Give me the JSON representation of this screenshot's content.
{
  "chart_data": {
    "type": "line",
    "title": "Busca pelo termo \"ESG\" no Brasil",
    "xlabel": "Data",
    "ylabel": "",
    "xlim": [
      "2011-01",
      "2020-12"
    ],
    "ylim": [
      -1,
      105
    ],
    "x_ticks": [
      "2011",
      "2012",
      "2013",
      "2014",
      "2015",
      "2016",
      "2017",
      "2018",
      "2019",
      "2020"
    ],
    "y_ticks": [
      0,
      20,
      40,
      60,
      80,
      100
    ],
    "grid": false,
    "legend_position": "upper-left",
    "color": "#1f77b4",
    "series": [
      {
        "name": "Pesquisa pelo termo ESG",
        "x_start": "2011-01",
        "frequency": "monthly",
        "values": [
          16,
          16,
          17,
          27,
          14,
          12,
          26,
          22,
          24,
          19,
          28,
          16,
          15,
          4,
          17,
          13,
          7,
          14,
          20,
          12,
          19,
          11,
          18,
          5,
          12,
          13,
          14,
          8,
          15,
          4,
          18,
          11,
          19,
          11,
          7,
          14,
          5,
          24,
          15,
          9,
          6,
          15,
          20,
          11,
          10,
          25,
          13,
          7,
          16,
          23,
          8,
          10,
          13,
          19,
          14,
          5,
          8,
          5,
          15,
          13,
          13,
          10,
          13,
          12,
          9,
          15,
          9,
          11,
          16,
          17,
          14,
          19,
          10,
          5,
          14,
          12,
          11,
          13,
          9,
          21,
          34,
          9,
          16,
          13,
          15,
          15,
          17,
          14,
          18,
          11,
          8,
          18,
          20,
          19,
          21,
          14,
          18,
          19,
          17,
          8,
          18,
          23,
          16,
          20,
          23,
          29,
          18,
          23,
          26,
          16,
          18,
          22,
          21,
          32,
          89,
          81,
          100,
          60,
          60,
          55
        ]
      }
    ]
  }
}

Objective:
Produce an exact copy of all the records.

Answer to the task:
Give me the JSON representation of this screenshot's content.
{
  "chart_data": {
    "type": "line",
    "title": "Busca pelo termo \"ESG\" no Brasil",
    "xlabel": "Data",
    "ylabel": "",
    "xlim": [
      "2011-01",
      "2020-12"
    ],
    "ylim": [
      -1,
      105
    ],
    "x_ticks": [
      "2011",
      "2012",
      "2013",
      "2014",
      "2015",
      "2016",
      "2017",
      "2018",
      "2019",
      "2020"
    ],
    "y_ticks": [
      0,
      20,
      40,
      60,
      80,
      100
    ],
    "grid": false,
    "legend_position": "upper-left",
    "color": "#1f77b4",
    "series": [
      {
        "name": "Pesquisa pelo termo ESG",
        "x_start": "2011-01",
        "frequency": "monthly",
        "values": [
          16,
          16,
          17,
          27,
          14,
          12,
          26,
          22,
          24,
          19,
          28,
          16,
          15,
          4,
          17,
          13,
          7,
          14,
          20,
          12,
          19,
          11,
          18,
          5,
          12,
          13,
          14,
          8,
          15,
          4,
          18,
          11,
          19,
          11,
          7,
          14,
          5,
          24,
          15,
          9,
          6,
          15,
          20,
          11,
          10,
          25,
          13,
          7,
          16,
          23,
          8,
          10,
          13,
          19,
          14,
          5,
          8,
          5,
          15,
          13,
          13,
          10,
          13,
          12,
          9,
          15,
          9,
          11,
          16,
          17,
          14,
          19,
          10,
          5,
          14,
          12,
          11,
          13,
          9,
          21,
          34,
          9,
          16,
          13,
          15,
          15,
          17,
          14,
          18,
          11,
          8,
          18,
          20,
          19,
          21,
          14,
          18,
          19,
          17,
          8,
          18,
          23,
          16,
          20,
          23,
          29,
          18,
          23,
          26,
          16,
          18,
          22,
          21,
          32,
          89,
          81,
          100,
          60,
          60,
          55
        ]
      }
    ]
  }
}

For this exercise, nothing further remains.